===== MATERIALS PROVIDED
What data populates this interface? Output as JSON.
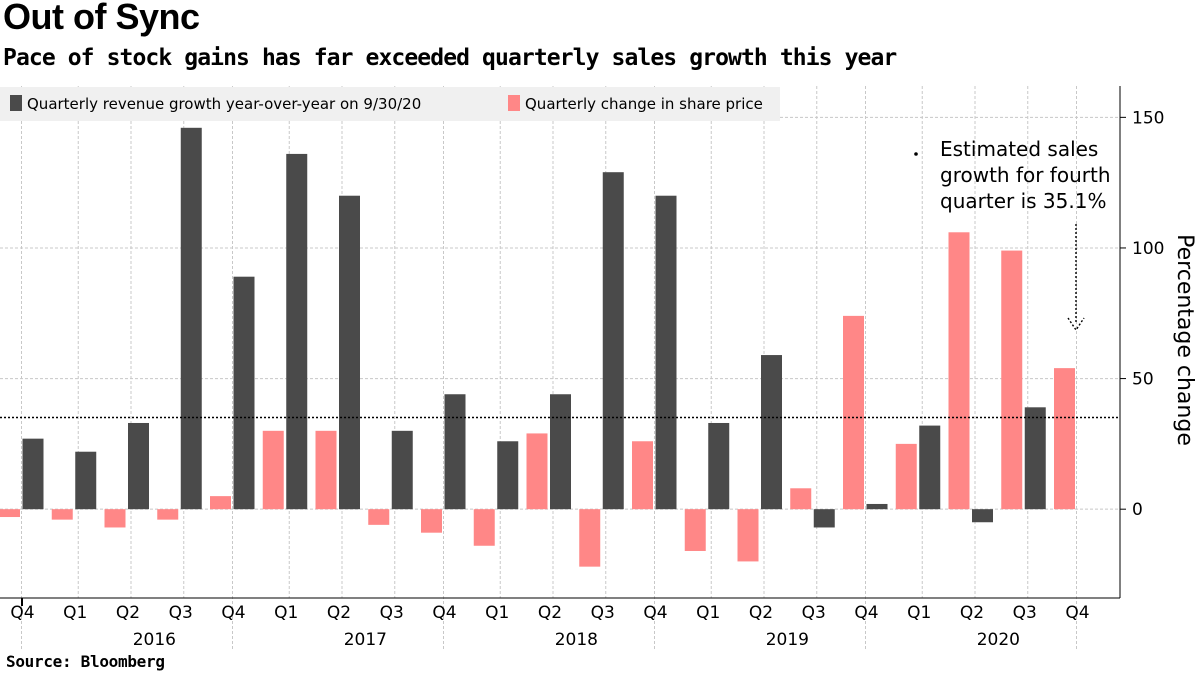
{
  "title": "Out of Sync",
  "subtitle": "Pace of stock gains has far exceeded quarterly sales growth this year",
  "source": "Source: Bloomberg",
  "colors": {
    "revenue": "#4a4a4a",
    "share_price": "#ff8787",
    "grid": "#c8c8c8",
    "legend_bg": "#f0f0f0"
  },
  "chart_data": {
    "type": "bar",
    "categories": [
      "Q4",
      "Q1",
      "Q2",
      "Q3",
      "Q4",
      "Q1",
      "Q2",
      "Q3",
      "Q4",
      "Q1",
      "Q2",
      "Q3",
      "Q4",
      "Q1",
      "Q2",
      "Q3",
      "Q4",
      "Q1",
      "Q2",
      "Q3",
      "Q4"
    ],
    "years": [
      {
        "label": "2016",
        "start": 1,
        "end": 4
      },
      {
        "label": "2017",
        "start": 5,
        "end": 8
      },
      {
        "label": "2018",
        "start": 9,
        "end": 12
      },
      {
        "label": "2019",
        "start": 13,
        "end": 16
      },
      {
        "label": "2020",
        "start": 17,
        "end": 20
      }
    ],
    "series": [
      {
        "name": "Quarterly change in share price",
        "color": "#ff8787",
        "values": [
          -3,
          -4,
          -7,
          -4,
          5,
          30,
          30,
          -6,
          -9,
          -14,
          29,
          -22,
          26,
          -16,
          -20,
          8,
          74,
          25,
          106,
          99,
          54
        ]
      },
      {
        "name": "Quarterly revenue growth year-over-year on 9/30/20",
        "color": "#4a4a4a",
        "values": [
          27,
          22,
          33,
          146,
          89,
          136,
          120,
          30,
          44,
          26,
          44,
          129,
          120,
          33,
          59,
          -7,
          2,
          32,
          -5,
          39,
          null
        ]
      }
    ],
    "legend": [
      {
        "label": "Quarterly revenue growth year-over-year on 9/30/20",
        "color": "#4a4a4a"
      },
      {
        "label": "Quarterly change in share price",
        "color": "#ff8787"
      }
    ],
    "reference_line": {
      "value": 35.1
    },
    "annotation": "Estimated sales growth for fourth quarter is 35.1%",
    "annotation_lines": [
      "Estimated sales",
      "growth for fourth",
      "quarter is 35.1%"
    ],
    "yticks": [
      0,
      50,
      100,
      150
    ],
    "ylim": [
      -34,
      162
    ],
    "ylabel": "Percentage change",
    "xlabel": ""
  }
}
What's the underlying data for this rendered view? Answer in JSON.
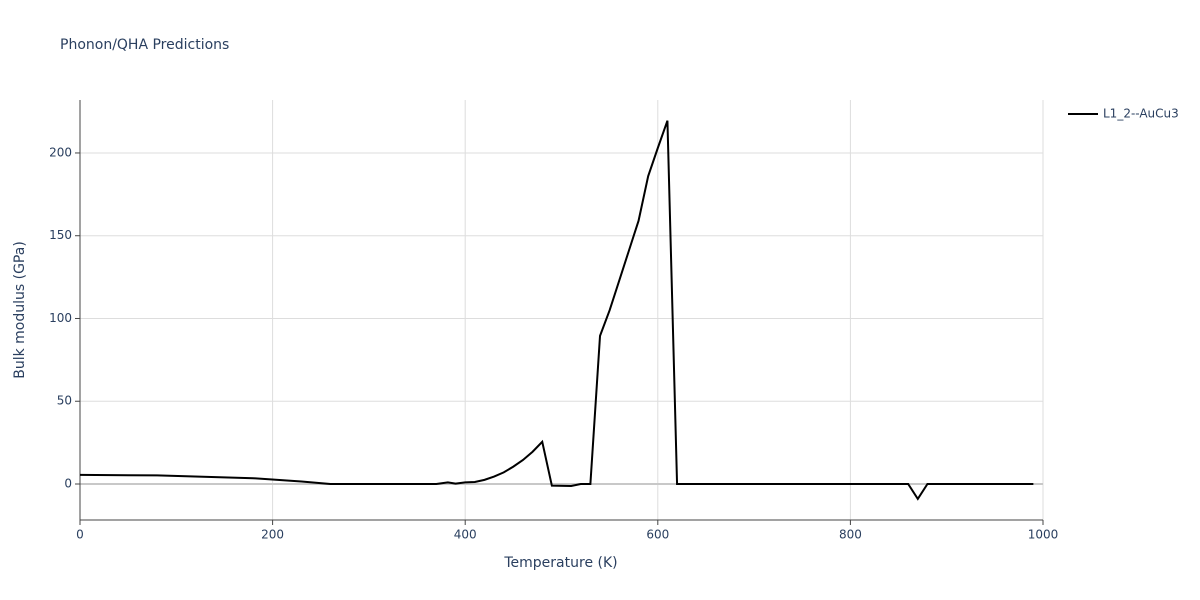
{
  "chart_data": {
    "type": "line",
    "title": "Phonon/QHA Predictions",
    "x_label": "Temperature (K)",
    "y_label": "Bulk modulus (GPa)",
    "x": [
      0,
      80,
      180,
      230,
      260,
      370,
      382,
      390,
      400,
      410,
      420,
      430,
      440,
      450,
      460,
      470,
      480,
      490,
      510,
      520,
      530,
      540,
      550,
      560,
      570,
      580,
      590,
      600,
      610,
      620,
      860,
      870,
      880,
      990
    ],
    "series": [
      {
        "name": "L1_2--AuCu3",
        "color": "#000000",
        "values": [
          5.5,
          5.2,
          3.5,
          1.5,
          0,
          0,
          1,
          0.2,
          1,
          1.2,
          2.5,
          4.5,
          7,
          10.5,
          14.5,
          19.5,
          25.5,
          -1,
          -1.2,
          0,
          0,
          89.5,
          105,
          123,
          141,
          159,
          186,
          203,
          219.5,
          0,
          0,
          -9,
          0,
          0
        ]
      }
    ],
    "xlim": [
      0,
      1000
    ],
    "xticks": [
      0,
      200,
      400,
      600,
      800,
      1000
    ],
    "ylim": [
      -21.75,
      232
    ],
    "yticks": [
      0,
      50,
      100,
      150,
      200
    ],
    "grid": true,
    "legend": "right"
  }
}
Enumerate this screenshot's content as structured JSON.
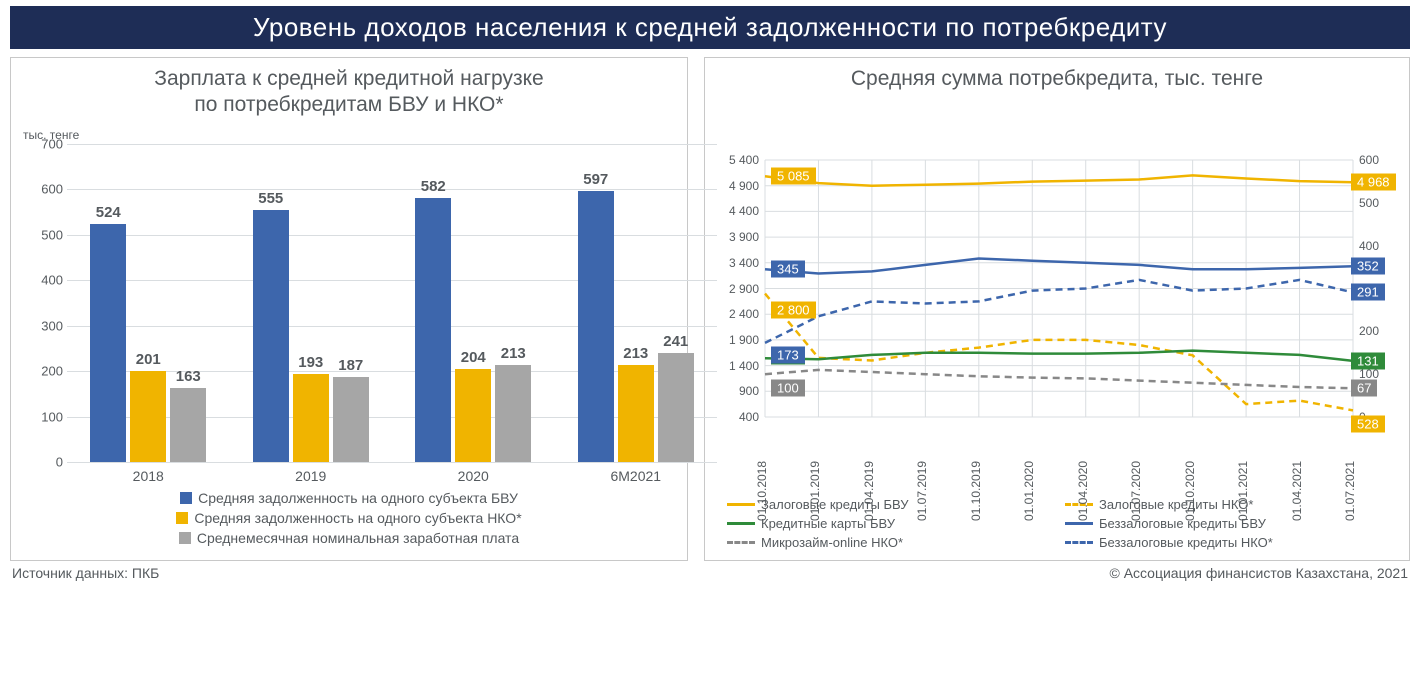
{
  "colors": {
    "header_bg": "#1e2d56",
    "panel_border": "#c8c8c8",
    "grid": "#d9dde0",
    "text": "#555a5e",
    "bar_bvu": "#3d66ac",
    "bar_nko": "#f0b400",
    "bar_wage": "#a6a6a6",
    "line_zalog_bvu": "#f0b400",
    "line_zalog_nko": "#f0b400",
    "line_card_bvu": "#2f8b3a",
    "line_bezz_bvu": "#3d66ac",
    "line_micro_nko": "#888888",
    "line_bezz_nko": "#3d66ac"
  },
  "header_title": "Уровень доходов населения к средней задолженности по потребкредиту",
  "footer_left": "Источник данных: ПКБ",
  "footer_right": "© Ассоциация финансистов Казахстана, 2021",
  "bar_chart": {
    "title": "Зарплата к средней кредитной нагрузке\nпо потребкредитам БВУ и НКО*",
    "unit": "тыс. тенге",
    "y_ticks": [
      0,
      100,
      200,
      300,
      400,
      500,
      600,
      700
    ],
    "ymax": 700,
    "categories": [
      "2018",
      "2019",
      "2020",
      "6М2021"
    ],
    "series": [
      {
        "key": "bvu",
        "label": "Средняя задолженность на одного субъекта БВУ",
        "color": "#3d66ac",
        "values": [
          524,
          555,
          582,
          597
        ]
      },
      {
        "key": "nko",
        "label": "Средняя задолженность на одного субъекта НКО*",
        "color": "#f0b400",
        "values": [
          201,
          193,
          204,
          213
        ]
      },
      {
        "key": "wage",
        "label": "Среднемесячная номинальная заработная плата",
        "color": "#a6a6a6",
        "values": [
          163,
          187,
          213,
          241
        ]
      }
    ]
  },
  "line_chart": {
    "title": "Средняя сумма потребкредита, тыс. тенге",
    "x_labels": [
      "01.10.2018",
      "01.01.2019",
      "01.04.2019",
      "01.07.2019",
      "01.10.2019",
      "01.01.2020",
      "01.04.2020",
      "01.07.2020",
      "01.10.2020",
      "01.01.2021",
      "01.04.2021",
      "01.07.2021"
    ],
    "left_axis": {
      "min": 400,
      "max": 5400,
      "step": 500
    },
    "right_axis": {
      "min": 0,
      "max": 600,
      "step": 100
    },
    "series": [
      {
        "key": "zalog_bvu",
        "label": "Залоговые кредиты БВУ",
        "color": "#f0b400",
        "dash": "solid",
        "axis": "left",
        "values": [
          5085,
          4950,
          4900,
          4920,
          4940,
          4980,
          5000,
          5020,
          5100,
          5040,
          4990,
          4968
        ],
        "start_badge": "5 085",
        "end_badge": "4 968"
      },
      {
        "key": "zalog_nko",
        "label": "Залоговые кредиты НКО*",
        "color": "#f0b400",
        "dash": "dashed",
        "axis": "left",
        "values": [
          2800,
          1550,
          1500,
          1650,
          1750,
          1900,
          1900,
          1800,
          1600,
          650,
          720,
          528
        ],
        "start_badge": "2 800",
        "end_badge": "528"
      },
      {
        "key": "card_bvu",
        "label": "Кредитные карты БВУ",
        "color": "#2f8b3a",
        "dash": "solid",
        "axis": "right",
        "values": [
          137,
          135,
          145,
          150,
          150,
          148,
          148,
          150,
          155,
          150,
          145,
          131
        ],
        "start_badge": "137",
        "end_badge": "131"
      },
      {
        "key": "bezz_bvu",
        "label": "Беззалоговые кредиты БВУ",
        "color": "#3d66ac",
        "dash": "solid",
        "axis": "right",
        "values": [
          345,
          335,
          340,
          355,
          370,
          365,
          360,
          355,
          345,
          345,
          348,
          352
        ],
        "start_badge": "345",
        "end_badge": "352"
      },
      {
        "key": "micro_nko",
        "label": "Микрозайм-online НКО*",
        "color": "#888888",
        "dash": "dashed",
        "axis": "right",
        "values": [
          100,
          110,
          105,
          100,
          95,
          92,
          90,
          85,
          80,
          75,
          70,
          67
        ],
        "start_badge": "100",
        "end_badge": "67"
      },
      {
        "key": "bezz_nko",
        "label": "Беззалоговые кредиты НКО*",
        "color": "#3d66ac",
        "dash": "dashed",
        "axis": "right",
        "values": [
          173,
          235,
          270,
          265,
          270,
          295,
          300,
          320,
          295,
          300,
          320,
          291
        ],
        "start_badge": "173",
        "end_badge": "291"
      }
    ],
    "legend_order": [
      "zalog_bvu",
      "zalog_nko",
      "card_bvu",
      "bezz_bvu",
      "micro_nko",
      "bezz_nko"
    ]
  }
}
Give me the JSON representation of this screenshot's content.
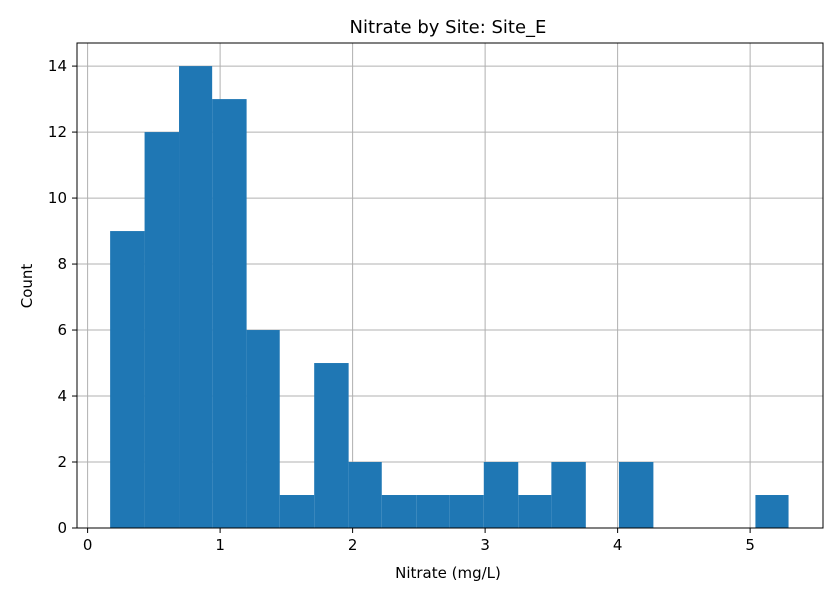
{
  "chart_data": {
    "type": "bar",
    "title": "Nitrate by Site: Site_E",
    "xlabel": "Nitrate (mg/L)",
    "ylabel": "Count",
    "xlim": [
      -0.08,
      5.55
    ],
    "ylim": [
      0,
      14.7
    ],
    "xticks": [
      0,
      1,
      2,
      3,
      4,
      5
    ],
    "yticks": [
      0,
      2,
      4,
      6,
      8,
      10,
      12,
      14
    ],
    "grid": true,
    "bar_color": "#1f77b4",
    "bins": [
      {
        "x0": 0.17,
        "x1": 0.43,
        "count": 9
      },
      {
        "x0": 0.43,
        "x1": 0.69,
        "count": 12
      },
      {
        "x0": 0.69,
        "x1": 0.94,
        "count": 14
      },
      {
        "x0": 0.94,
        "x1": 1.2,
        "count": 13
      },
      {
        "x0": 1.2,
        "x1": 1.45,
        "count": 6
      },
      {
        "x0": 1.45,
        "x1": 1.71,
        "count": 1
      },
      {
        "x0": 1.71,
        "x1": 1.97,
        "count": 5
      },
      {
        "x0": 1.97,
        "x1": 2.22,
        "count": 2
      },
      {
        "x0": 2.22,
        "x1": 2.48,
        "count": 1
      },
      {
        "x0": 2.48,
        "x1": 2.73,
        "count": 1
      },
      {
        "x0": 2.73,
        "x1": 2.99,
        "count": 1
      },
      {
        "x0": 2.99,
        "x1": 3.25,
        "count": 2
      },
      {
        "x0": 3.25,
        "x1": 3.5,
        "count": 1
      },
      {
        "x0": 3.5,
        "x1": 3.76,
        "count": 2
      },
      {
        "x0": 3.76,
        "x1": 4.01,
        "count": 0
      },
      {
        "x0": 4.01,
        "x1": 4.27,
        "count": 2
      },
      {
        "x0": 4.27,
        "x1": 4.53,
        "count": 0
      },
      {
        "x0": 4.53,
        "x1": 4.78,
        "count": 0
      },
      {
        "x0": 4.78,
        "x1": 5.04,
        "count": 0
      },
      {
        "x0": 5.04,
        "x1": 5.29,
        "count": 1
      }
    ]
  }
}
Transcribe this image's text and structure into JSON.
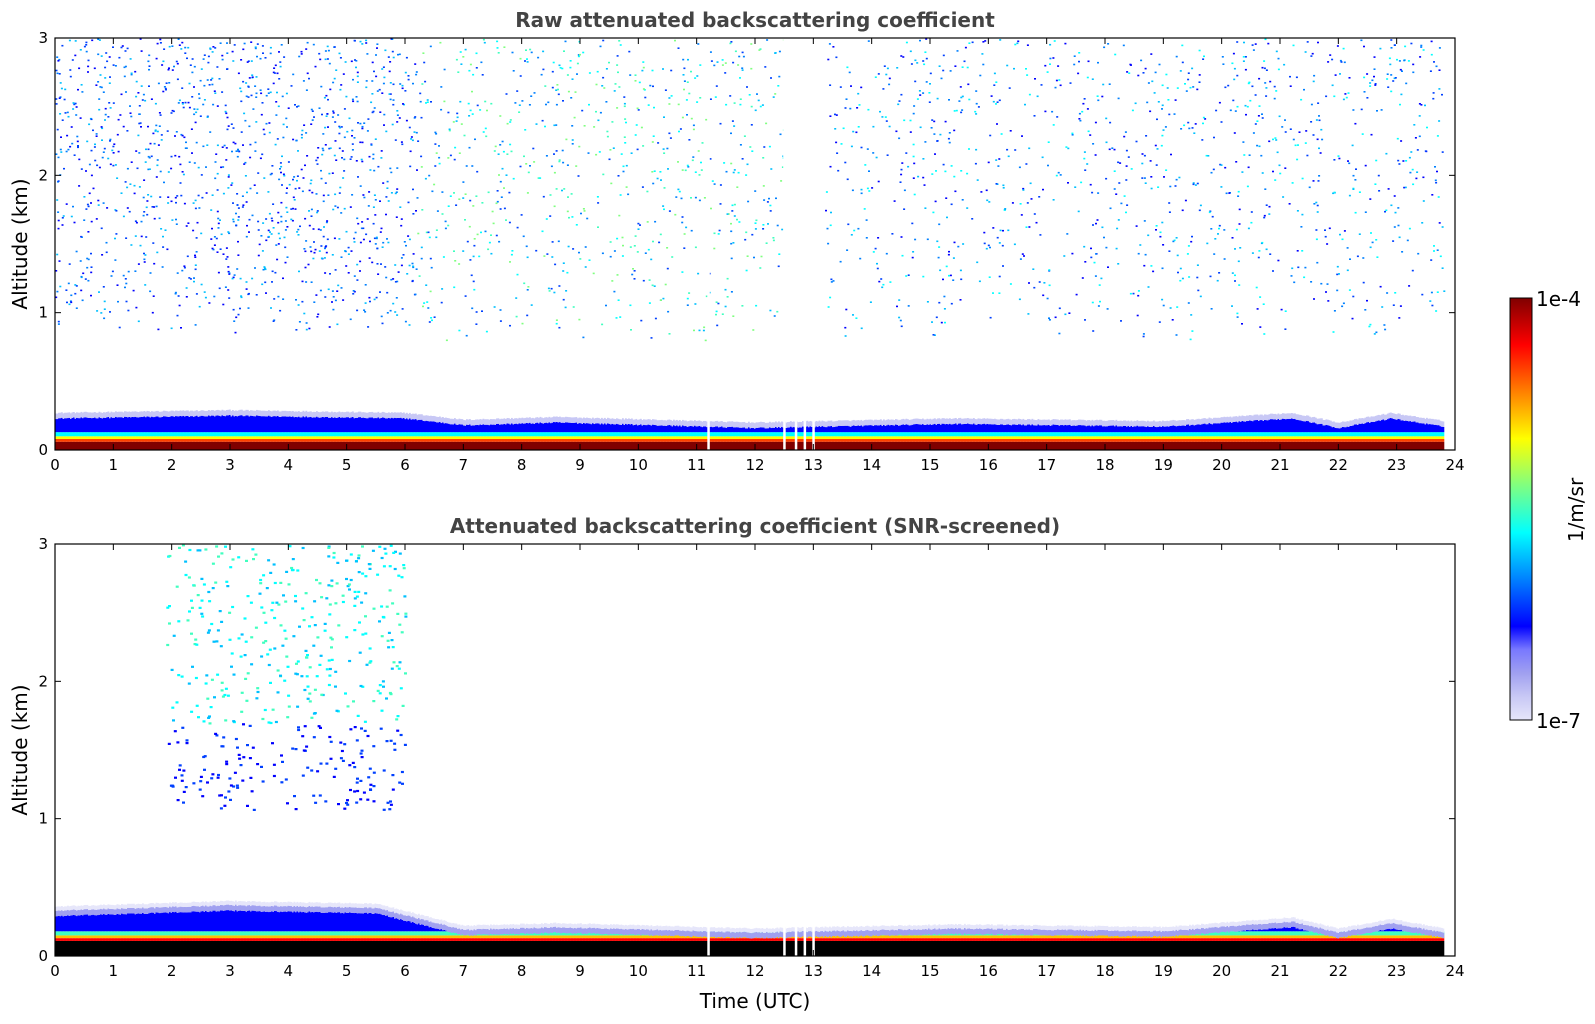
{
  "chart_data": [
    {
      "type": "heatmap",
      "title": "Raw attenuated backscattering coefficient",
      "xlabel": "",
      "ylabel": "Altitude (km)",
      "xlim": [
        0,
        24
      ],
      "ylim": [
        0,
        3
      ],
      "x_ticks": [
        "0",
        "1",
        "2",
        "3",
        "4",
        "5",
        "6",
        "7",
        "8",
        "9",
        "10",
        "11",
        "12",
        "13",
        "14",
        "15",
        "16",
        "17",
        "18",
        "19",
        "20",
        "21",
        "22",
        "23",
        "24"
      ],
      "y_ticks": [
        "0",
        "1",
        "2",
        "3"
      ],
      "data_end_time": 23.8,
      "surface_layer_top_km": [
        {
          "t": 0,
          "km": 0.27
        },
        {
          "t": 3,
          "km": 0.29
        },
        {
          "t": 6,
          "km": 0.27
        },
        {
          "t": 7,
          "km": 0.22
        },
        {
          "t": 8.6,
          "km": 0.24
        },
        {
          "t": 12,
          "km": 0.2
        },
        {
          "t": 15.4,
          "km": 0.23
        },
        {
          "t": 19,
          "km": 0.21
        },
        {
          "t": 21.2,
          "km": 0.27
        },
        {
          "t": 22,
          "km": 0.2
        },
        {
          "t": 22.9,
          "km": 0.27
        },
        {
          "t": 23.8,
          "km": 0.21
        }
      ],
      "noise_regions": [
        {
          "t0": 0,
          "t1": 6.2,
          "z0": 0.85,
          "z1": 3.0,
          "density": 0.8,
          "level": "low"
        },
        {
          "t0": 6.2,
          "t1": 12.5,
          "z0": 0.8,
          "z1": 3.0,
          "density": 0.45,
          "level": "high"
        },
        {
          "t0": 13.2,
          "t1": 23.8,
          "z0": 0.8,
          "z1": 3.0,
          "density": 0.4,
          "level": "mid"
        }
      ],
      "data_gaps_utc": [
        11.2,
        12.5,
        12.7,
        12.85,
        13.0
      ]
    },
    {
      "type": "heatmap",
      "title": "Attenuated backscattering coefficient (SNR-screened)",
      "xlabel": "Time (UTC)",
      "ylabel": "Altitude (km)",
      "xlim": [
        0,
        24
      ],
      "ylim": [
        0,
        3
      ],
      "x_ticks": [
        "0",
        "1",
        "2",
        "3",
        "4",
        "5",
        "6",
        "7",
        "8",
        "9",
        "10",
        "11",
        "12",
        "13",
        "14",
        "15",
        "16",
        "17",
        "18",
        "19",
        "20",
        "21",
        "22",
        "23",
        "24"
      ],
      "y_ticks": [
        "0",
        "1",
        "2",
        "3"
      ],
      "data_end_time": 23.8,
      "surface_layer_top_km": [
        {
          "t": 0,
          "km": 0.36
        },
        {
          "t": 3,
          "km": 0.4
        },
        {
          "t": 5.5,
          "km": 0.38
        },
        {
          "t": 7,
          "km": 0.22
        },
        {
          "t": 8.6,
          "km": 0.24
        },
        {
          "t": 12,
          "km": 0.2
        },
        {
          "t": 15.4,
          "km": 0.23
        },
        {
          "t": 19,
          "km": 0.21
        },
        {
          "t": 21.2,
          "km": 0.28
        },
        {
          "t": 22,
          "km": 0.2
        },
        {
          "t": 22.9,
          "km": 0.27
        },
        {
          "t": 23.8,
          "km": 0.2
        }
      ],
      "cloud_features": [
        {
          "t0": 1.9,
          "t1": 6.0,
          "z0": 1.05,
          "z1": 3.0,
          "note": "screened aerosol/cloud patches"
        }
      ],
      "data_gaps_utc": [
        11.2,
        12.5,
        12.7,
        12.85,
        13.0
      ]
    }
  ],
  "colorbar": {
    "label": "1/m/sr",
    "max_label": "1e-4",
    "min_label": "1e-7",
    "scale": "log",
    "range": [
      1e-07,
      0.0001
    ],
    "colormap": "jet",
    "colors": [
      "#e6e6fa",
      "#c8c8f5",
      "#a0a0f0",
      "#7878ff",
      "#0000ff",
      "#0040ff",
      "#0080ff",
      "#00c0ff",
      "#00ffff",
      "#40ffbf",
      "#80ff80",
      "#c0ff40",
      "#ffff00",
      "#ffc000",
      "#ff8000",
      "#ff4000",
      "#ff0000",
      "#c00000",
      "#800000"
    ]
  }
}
==========
* **WRITTEN REQUEST**
Find each line holding "одного". Copy it out.

* **THE RESULT**
        "label": "Средняя задолженность на одного субъекта БВУ",
        "label": "Средняя задолженность на одного субъекта НКО*",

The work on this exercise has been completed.